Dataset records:
========

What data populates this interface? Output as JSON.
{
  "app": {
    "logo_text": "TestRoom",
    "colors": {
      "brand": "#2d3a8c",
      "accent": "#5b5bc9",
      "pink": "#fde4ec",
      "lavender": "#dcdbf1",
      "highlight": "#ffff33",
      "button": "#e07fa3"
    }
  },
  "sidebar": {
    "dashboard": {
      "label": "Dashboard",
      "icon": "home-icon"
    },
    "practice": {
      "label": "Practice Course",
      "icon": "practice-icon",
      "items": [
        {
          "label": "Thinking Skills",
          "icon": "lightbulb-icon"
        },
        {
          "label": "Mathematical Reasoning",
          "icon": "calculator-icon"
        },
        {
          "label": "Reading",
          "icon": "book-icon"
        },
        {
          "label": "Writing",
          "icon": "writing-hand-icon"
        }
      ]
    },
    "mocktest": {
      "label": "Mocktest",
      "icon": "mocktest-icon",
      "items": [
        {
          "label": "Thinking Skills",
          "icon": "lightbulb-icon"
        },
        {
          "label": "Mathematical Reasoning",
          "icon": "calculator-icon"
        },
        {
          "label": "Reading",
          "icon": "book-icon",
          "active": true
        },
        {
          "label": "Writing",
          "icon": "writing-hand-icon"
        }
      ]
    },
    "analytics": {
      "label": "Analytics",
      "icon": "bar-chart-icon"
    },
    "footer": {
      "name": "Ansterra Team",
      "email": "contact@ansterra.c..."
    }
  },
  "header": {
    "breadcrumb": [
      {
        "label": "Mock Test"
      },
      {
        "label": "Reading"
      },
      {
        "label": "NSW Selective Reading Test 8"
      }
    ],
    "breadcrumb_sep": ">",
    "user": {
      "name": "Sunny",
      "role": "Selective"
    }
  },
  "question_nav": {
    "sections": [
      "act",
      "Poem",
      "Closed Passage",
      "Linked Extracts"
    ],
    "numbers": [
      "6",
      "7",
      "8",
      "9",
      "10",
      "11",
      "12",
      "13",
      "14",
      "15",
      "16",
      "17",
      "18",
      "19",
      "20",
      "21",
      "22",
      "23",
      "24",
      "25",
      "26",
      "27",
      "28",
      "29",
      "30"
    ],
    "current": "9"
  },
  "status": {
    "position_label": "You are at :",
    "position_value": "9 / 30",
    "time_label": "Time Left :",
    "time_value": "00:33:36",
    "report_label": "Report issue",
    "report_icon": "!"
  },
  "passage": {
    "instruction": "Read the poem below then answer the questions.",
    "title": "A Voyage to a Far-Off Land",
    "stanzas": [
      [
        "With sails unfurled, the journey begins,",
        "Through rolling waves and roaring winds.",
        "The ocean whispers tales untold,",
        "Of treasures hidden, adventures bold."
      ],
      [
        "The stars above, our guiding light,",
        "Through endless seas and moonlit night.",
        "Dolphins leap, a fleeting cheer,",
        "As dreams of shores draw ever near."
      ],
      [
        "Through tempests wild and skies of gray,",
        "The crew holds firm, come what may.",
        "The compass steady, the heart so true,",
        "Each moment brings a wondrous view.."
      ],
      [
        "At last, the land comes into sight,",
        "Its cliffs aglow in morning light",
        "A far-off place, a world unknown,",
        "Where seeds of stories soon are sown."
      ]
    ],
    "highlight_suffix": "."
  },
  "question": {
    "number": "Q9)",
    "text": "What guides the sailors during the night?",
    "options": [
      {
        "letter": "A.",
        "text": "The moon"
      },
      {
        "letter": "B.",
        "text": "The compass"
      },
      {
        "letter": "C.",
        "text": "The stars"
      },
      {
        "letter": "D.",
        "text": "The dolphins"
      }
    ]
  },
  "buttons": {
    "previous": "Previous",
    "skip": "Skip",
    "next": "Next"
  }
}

========

Stated goal ▸
Nothing should be changed: write out all of the data as is.

Task answer ▸
What data populates this interface? Output as JSON.
{
  "app": {
    "logo_text": "TestRoom",
    "colors": {
      "brand": "#2d3a8c",
      "accent": "#5b5bc9",
      "pink": "#fde4ec",
      "lavender": "#dcdbf1",
      "highlight": "#ffff33",
      "button": "#e07fa3"
    }
  },
  "sidebar": {
    "dashboard": {
      "label": "Dashboard",
      "icon": "home-icon"
    },
    "practice": {
      "label": "Practice Course",
      "icon": "practice-icon",
      "items": [
        {
          "label": "Thinking Skills",
          "icon": "lightbulb-icon"
        },
        {
          "label": "Mathematical Reasoning",
          "icon": "calculator-icon"
        },
        {
          "label": "Reading",
          "icon": "book-icon"
        },
        {
          "label": "Writing",
          "icon": "writing-hand-icon"
        }
      ]
    },
    "mocktest": {
      "label": "Mocktest",
      "icon": "mocktest-icon",
      "items": [
        {
          "label": "Thinking Skills",
          "icon": "lightbulb-icon"
        },
        {
          "label": "Mathematical Reasoning",
          "icon": "calculator-icon"
        },
        {
          "label": "Reading",
          "icon": "book-icon",
          "active": true
        },
        {
          "label": "Writing",
          "icon": "writing-hand-icon"
        }
      ]
    },
    "analytics": {
      "label": "Analytics",
      "icon": "bar-chart-icon"
    },
    "footer": {
      "name": "Ansterra Team",
      "email": "contact@ansterra.c..."
    }
  },
  "header": {
    "breadcrumb": [
      {
        "label": "Mock Test"
      },
      {
        "label": "Reading"
      },
      {
        "label": "NSW Selective Reading Test 8"
      }
    ],
    "breadcrumb_sep": ">",
    "user": {
      "name": "Sunny",
      "role": "Selective"
    }
  },
  "question_nav": {
    "sections": [
      "act",
      "Poem",
      "Closed Passage",
      "Linked Extracts"
    ],
    "numbers": [
      "6",
      "7",
      "8",
      "9",
      "10",
      "11",
      "12",
      "13",
      "14",
      "15",
      "16",
      "17",
      "18",
      "19",
      "20",
      "21",
      "22",
      "23",
      "24",
      "25",
      "26",
      "27",
      "28",
      "29",
      "30"
    ],
    "current": "9"
  },
  "status": {
    "position_label": "You are at :",
    "position_value": "9 / 30",
    "time_label": "Time Left :",
    "time_value": "00:33:36",
    "report_label": "Report issue",
    "report_icon": "!"
  },
  "passage": {
    "instruction": "Read the poem below then answer the questions.",
    "title": "A Voyage to a Far-Off Land",
    "stanzas": [
      [
        "With sails unfurled, the journey begins,",
        "Through rolling waves and roaring winds.",
        "The ocean whispers tales untold,",
        "Of treasures hidden, adventures bold."
      ],
      [
        "The stars above, our guiding light,",
        "Through endless seas and moonlit night.",
        "Dolphins leap, a fleeting cheer,",
        "As dreams of shores draw ever near."
      ],
      [
        "Through tempests wild and skies of gray,",
        "The crew holds firm, come what may.",
        "The compass steady, the heart so true,",
        "Each moment brings a wondrous view.."
      ],
      [
        "At last, the land comes into sight,",
        "Its cliffs aglow in morning light",
        "A far-off place, a world unknown,",
        "Where seeds of stories soon are sown."
      ]
    ],
    "highlight_suffix": "."
  },
  "question": {
    "number": "Q9)",
    "text": "What guides the sailors during the night?",
    "options": [
      {
        "letter": "A.",
        "text": "The moon"
      },
      {
        "letter": "B.",
        "text": "The compass"
      },
      {
        "letter": "C.",
        "text": "The stars"
      },
      {
        "letter": "D.",
        "text": "The dolphins"
      }
    ]
  },
  "buttons": {
    "previous": "Previous",
    "skip": "Skip",
    "next": "Next"
  }
}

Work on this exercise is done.